The problem:
Take down each entry exactly as written.

Some records:
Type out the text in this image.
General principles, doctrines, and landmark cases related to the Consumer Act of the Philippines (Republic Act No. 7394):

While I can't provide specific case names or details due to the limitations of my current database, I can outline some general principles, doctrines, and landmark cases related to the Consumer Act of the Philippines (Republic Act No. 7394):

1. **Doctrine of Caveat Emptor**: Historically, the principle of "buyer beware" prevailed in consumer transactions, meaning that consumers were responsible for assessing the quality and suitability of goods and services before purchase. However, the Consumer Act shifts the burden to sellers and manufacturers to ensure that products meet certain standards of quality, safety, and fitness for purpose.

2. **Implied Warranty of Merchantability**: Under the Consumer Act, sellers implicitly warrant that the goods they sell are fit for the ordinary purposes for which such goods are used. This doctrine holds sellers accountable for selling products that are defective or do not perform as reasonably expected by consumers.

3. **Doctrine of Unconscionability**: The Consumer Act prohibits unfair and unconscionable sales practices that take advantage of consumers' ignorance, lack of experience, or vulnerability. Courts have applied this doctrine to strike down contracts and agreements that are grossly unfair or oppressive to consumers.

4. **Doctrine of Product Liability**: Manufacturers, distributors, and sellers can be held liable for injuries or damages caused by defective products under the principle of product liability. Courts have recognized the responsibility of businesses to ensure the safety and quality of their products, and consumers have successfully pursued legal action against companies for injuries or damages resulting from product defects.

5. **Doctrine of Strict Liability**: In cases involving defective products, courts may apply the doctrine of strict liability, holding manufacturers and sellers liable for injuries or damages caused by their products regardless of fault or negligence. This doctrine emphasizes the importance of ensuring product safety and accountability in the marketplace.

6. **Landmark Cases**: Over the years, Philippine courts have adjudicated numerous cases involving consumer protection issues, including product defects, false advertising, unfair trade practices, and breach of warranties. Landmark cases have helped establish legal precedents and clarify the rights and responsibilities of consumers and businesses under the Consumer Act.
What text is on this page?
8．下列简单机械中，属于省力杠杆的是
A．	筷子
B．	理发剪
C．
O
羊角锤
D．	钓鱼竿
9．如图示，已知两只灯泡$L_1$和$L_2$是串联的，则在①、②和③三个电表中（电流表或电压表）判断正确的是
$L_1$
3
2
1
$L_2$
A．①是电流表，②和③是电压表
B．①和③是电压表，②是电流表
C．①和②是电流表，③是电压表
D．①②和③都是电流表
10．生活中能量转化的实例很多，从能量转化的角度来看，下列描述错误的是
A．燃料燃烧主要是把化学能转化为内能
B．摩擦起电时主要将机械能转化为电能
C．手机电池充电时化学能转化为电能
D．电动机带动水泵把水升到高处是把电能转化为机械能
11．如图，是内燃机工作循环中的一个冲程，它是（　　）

Answer below:
Type out the text in this image.
General principles, doctrines, and landmark cases related to the Consumer Act of the Philippines (Republic Act No. 7394):

While I can't provide specific case names or details due to the limitations of my current database, I can outline some general principles, doctrines, and landmark cases related to the Consumer Act of the Philippines (Republic Act No. 7394):

1. **Doctrine of Caveat Emptor**: Historically, the principle of "buyer beware" prevailed in consumer transactions, meaning that consumers were responsible for assessing the quality and suitability of goods and services before purchase. However, the Consumer Act shifts the burden to sellers and manufacturers to ensure that products meet certain standards of quality, safety, and fitness for purpose.

2. **Implied Warranty of Merchantability**: Under the Consumer Act, sellers implicitly warrant that the goods they sell are fit for the ordinary purposes for which such goods are used. This doctrine holds sellers accountable for selling products that are defective or do not perform as reasonably expected by consumers.

3. **Doctrine of Unconscionability**: The Consumer Act prohibits unfair and unconscionable sales practices that take advantage of consumers' ignorance, lack of experience, or vulnerability. Courts have applied this doctrine to strike down contracts and agreements that are grossly unfair or oppressive to consumers.

4. **Doctrine of Product Liability**: Manufacturers, distributors, and sellers can be held liable for injuries or damages caused by defective products under the principle of product liability. Courts have recognized the responsibility of businesses to ensure the safety and quality of their products, and consumers have successfully pursued legal action against companies for injuries or damages resulting from product defects.

5. **Doctrine of Strict Liability**: In cases involving defective products, courts may apply the doctrine of strict liability, holding manufacturers and sellers liable for injuries or damages caused by their products regardless of fault or negligence. This doctrine emphasizes the importance of ensuring product safety and accountability in the marketplace.

6. **Landmark Cases**: Over the years, Philippine courts have adjudicated numerous cases involving consumer protection issues, including product defects, false advertising, unfair trade practices, and breach of warranties. Landmark cases have helped establish legal precedents and clarify the rights and responsibilities of consumers and businesses under the Consumer Act.
What text is on this page?
8．下列简单机械中，属于省力杠杆的是
A．	筷子
B．	理发剪
C．
O
羊角锤
D．	钓鱼竿
9．如图示，已知两只灯泡$L_1$和$L_2$是串联的，则在①、②和③三个电表中（电流表或电压表）判断正确的是
$L_1$
3
2
1
$L_2$
A．①是电流表，②和③是电压表
B．①和③是电压表，②是电流表
C．①和②是电流表，③是电压表
D．①②和③都是电流表
10．生活中能量转化的实例很多，从能量转化的角度来看，下列描述错误的是
A．燃料燃烧主要是把化学能转化为内能
B．摩擦起电时主要将机械能转化为电能
C．手机电池充电时化学能转化为电能
D．电动机带动水泵把水升到高处是把电能转化为机械能
11．如图，是内燃机工作循环中的一个冲程，它是（　　）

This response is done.